> _WRITTEN EXERCISE_: In the listing below, count each line containing "marker" and answer with the count only.

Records

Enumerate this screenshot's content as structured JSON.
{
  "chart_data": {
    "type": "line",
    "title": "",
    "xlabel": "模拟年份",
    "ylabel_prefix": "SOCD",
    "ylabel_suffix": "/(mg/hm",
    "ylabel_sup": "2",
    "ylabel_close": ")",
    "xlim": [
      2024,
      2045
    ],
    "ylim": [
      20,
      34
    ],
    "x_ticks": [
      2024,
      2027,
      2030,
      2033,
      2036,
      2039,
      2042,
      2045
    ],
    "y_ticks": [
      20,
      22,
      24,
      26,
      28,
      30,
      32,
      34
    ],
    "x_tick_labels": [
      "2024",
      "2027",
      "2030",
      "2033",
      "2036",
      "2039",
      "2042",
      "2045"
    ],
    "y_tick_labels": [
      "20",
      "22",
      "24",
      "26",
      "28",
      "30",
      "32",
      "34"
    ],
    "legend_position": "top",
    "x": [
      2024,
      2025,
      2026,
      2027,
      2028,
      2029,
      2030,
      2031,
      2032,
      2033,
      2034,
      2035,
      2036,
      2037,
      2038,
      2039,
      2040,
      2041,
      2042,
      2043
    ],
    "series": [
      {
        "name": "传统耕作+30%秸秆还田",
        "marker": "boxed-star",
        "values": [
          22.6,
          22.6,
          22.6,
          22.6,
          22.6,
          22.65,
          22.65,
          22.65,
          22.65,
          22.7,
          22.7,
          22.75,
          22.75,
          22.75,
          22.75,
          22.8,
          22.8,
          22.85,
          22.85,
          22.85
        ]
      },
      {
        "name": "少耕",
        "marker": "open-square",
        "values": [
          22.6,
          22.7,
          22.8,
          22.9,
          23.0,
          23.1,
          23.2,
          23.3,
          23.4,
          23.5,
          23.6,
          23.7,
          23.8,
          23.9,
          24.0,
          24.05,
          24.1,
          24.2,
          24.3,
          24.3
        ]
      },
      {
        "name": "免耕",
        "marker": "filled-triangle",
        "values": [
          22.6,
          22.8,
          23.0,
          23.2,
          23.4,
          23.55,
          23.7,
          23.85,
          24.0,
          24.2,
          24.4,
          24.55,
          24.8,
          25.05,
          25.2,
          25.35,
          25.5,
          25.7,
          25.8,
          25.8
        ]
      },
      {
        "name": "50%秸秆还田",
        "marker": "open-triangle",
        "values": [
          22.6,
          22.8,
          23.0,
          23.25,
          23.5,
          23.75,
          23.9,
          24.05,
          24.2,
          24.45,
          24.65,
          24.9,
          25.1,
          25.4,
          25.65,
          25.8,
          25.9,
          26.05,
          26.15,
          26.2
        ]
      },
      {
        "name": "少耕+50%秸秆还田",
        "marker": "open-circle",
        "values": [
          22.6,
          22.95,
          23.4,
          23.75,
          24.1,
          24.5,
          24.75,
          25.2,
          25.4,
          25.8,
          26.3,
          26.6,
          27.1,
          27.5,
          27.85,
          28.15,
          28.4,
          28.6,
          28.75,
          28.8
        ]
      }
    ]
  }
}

> _ANSWER TO THIS PROBLEM_: 5